### Input for this task:
___
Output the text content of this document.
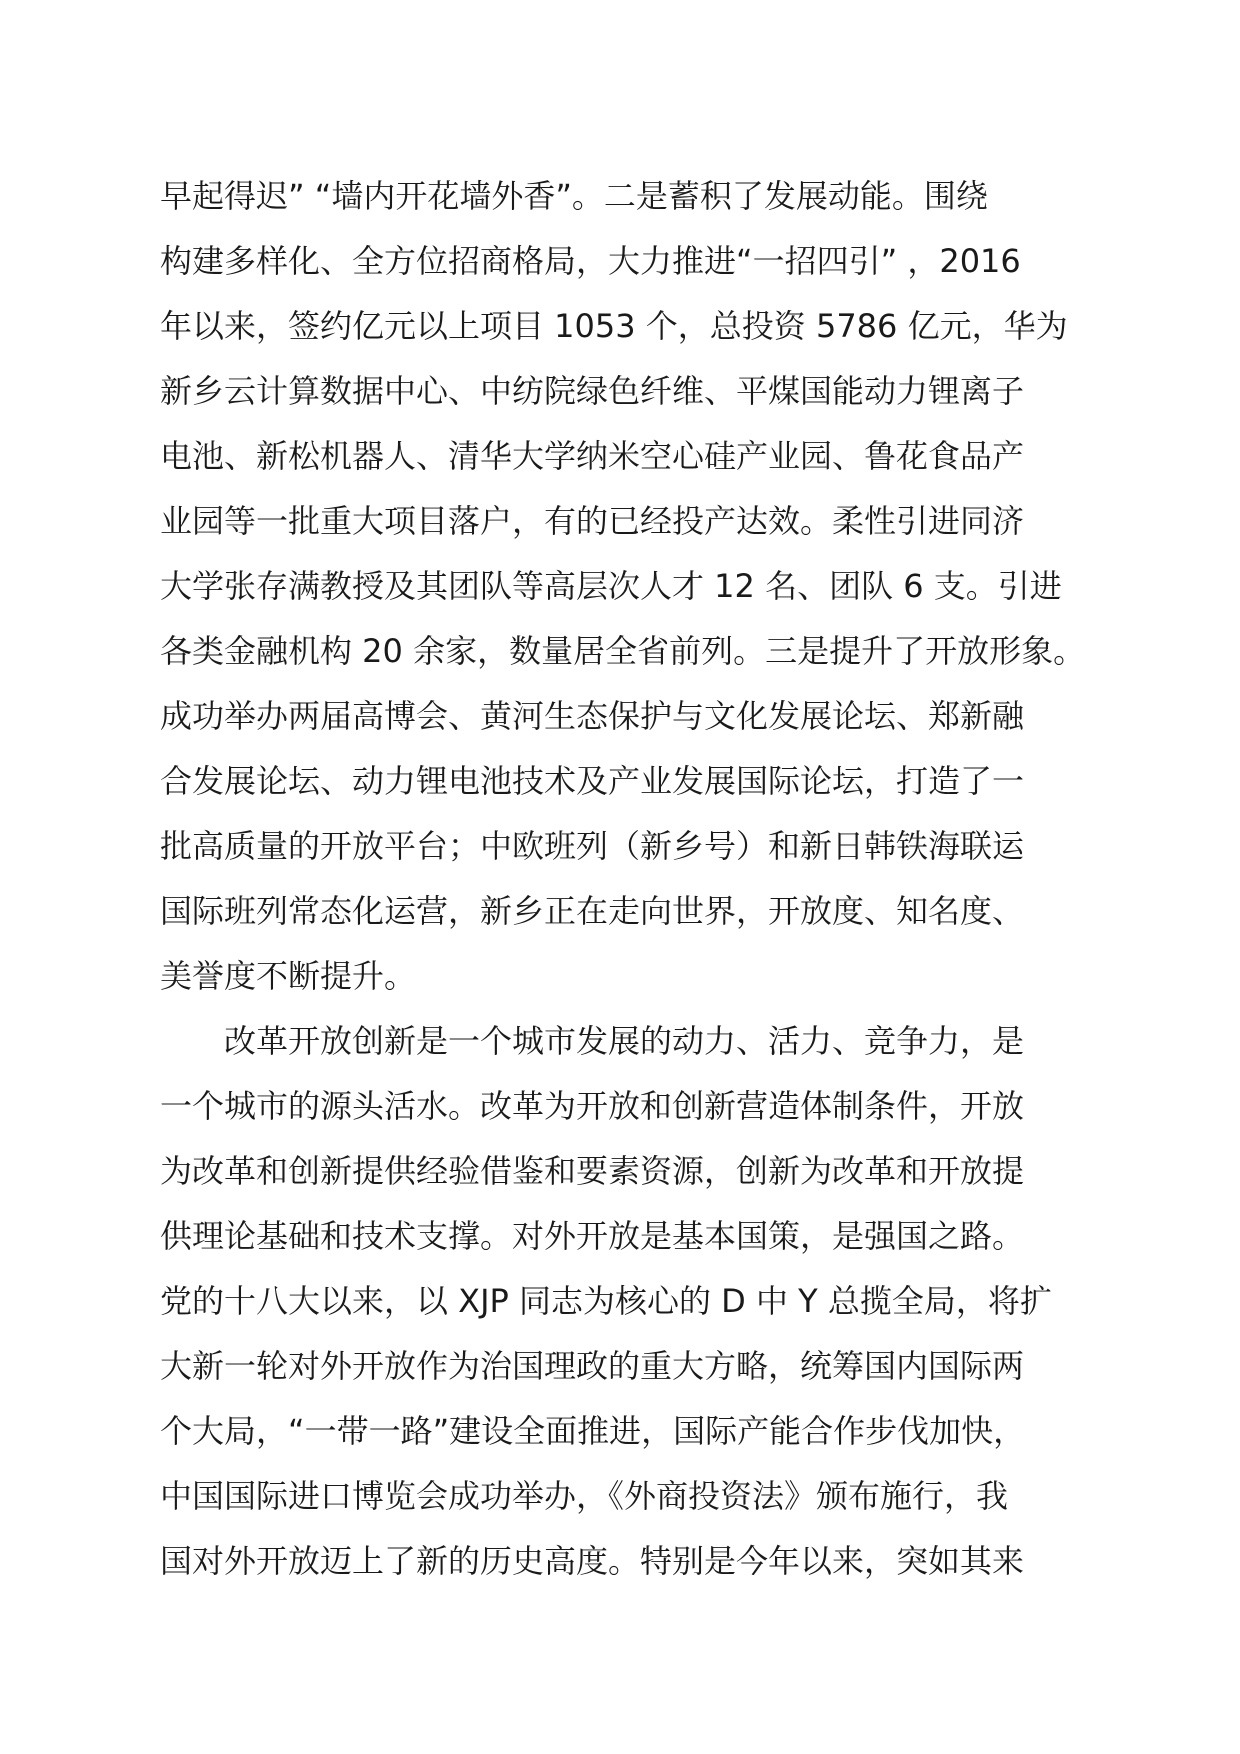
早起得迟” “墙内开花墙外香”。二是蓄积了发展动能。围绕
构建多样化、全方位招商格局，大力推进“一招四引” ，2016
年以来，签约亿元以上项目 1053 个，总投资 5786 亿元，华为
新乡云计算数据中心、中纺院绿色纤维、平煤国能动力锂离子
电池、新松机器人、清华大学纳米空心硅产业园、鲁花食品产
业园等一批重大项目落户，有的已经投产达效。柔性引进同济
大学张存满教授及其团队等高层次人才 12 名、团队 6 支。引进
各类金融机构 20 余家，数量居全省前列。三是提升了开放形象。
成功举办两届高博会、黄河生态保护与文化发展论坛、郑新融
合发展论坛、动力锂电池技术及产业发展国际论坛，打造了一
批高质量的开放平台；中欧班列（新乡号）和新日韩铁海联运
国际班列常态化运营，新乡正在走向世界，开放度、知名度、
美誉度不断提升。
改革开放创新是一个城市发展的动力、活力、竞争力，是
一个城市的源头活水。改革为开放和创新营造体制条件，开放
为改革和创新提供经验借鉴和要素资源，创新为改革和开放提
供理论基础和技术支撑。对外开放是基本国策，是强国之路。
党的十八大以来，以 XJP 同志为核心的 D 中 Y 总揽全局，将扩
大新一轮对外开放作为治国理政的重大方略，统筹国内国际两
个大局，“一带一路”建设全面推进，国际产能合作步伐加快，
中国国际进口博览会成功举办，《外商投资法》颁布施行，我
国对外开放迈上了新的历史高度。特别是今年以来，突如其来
___
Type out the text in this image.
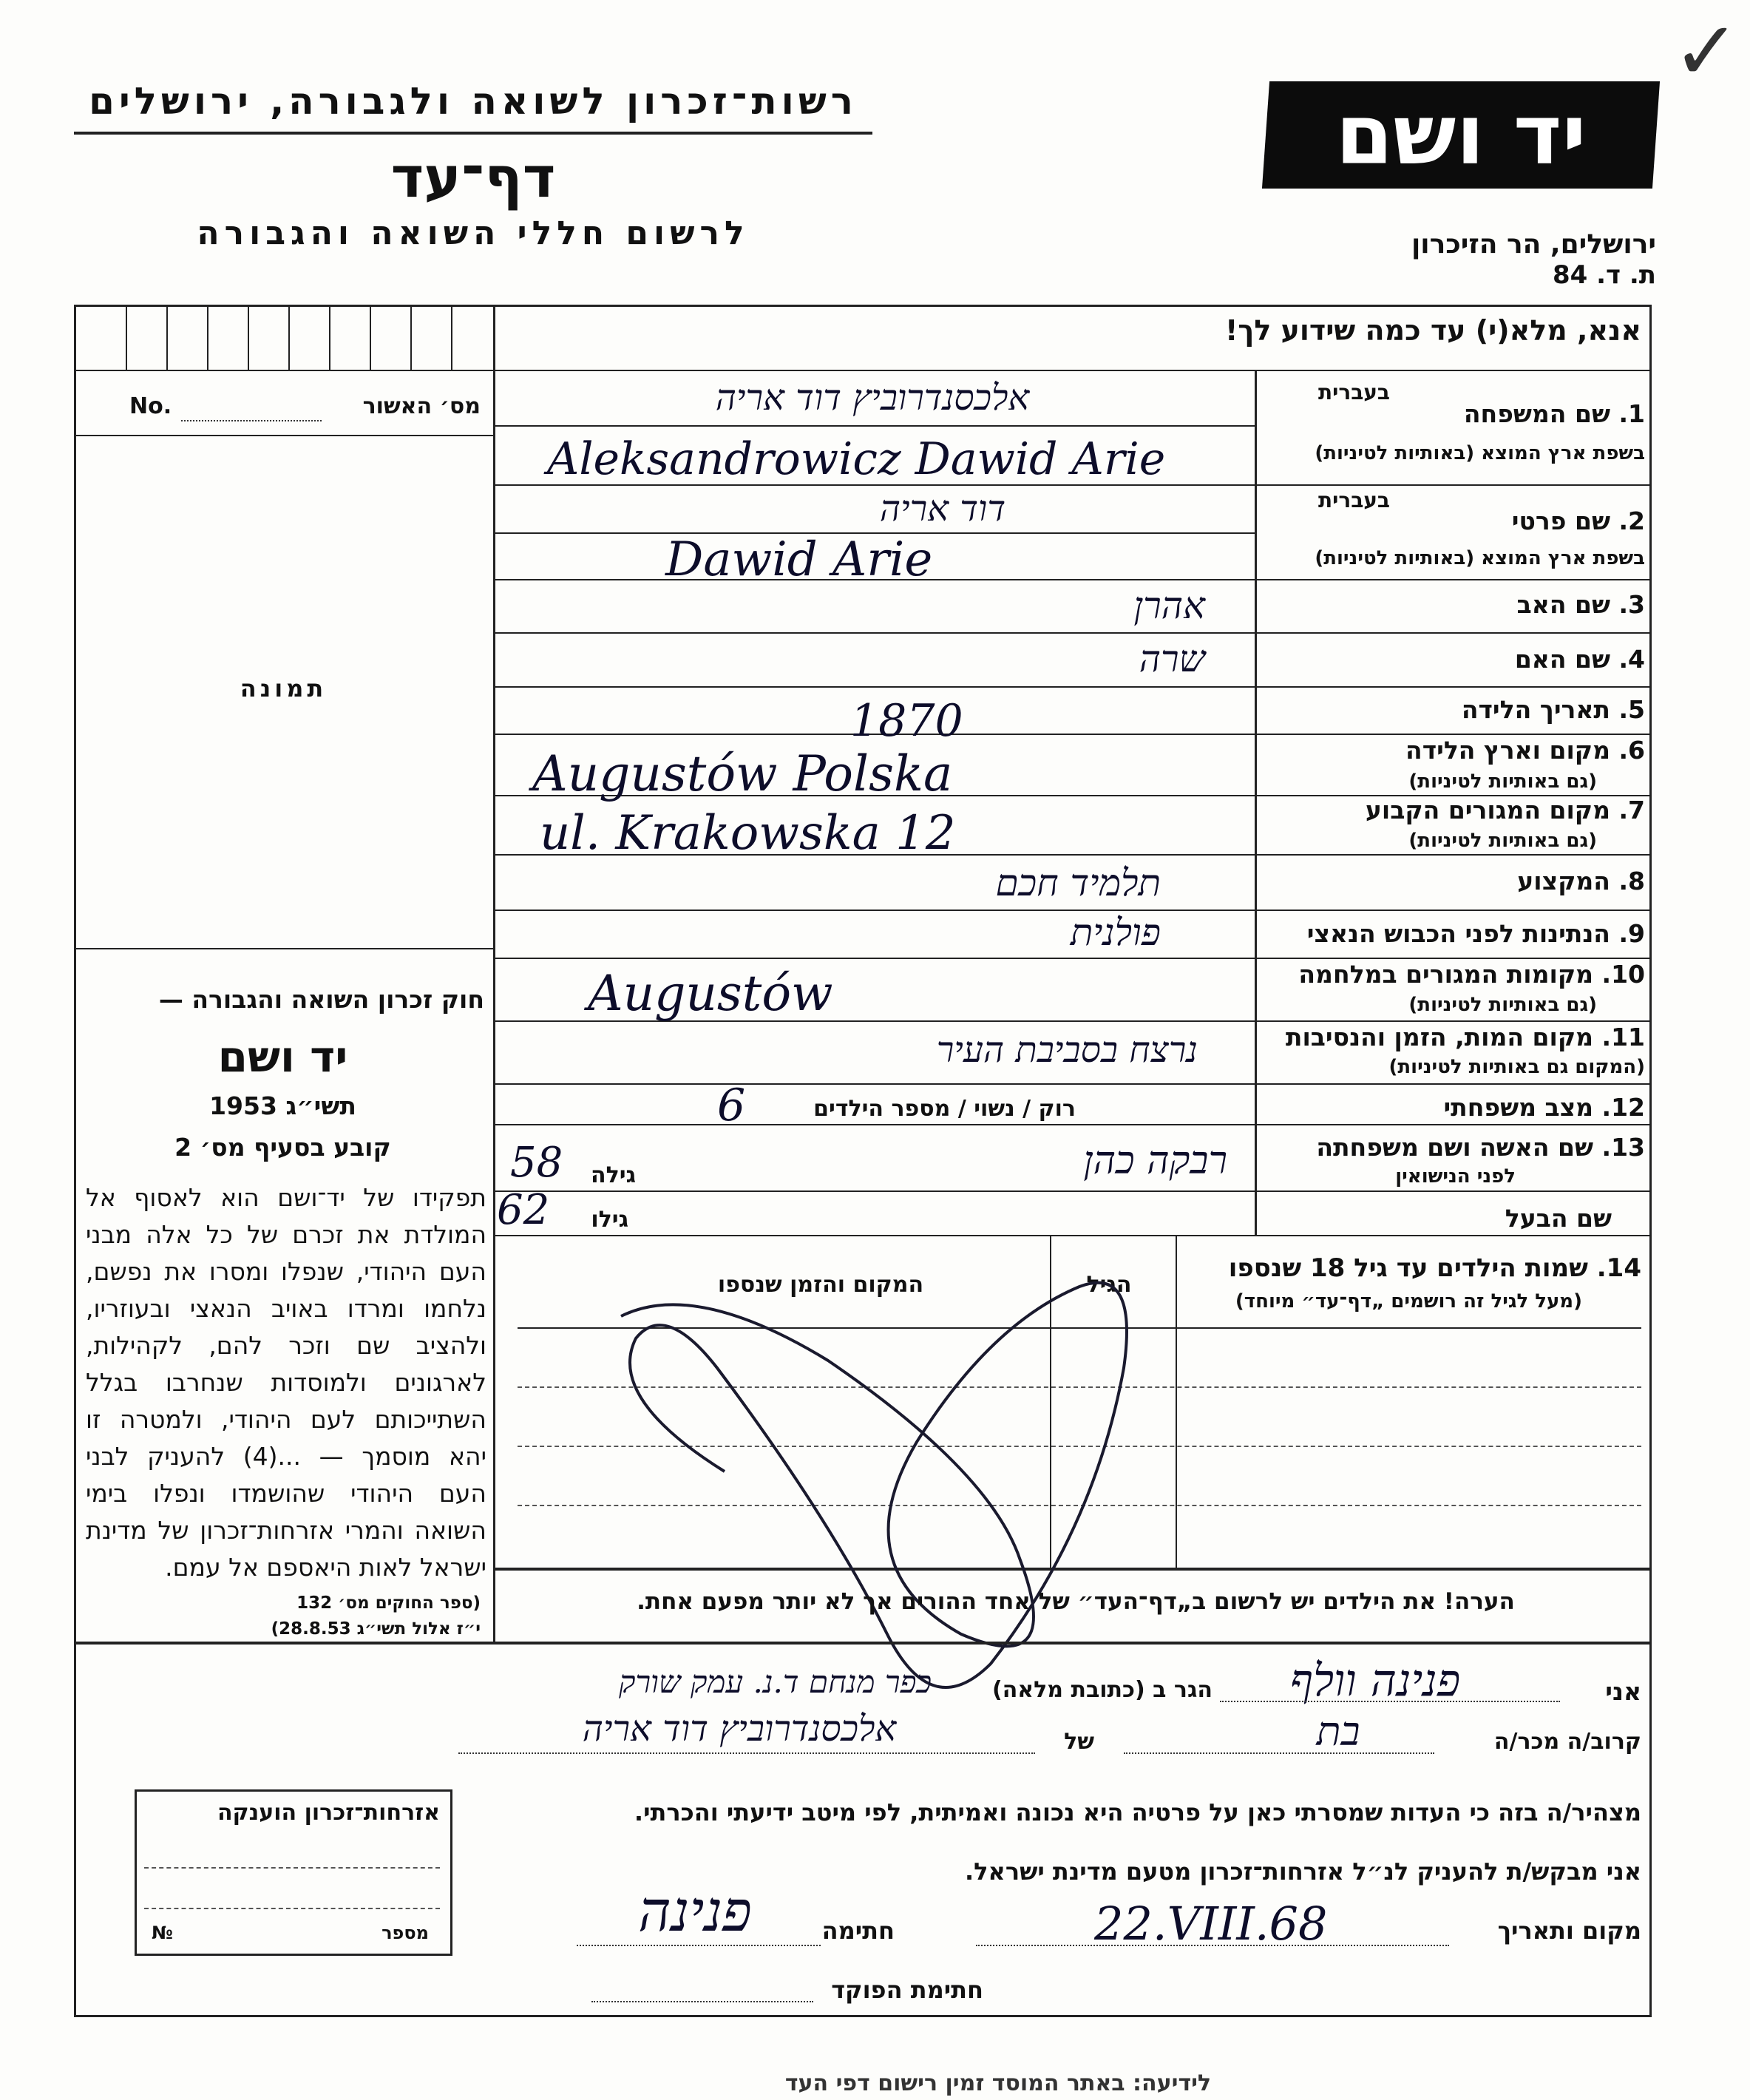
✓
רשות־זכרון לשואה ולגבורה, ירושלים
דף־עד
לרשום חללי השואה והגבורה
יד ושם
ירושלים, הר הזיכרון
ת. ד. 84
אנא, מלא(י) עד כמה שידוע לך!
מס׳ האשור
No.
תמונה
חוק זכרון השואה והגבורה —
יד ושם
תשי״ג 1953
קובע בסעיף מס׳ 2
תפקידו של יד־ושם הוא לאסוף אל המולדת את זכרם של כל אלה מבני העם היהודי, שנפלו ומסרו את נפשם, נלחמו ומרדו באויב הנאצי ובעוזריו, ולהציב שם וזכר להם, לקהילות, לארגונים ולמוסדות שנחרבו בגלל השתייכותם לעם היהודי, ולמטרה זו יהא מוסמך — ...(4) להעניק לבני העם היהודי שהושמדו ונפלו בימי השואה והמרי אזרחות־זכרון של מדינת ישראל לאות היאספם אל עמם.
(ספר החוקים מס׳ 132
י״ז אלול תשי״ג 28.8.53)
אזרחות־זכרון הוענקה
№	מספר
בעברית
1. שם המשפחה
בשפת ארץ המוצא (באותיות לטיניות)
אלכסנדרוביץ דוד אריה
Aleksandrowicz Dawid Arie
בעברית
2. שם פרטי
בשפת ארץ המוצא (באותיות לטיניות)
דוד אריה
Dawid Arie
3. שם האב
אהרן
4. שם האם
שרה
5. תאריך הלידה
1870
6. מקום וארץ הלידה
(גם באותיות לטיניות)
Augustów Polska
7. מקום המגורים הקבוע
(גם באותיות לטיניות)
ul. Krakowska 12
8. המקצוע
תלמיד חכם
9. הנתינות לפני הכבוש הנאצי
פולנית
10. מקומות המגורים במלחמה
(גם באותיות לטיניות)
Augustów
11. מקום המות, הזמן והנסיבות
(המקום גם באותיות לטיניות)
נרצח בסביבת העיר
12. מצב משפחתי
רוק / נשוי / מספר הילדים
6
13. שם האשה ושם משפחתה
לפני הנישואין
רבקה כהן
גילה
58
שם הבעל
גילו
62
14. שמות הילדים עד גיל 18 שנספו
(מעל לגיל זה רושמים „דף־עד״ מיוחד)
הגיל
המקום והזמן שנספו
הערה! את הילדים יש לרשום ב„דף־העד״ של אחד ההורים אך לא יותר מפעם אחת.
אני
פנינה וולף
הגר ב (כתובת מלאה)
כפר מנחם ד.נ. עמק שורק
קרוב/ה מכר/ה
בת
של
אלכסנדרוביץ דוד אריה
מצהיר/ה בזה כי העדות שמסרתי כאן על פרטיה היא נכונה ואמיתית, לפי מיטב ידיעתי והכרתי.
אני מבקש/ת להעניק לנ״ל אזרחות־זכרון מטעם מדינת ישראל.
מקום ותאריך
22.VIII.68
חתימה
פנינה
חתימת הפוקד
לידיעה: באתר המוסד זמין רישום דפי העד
___
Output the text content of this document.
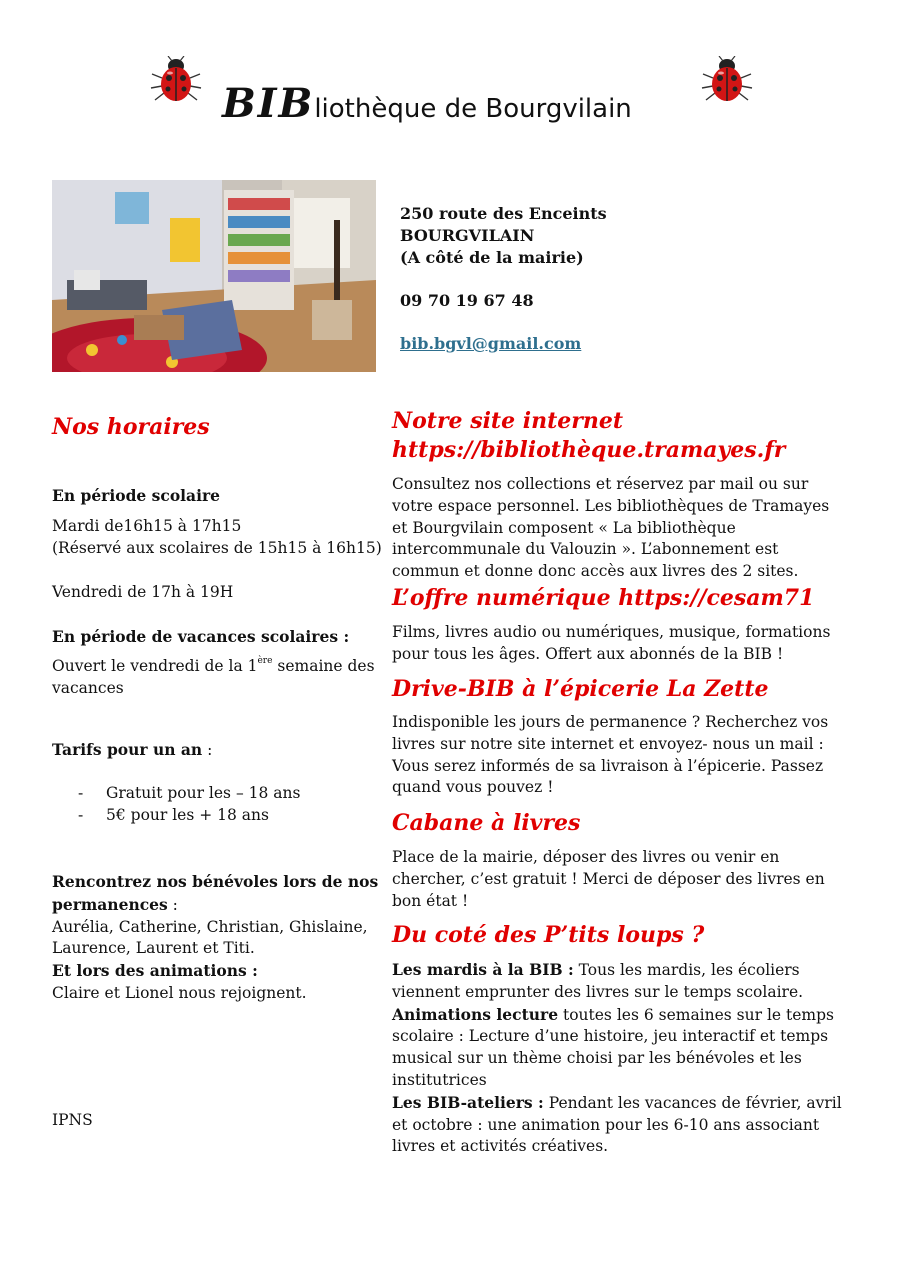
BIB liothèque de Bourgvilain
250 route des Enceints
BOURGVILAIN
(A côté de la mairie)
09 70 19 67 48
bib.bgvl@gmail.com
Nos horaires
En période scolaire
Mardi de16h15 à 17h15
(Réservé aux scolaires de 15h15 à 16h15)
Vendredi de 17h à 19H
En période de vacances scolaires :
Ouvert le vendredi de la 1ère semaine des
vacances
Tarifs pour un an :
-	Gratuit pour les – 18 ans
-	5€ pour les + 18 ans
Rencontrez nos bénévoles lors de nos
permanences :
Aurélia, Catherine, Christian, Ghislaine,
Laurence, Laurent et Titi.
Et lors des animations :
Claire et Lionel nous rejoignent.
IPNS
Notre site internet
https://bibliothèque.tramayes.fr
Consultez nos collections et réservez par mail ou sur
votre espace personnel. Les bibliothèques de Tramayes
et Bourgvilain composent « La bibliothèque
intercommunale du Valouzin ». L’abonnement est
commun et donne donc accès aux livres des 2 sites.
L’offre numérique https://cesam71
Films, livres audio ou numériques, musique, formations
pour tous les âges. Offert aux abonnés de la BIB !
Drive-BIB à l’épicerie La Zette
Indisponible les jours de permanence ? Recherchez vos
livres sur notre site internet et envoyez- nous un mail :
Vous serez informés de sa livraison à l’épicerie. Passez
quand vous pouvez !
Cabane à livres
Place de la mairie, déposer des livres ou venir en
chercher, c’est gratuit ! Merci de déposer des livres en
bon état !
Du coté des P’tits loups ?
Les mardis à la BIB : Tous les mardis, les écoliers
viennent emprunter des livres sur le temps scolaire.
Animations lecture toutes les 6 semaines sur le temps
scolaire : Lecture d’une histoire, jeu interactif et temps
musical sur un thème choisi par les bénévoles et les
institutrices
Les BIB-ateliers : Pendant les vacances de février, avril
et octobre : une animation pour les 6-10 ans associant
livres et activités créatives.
___
### Request:
Identify and copy all lines with the word "déposer".

### Finished task:
Place de la mairie, déposer des livres ou venir en
chercher, c’est gratuit ! Merci de déposer des livres en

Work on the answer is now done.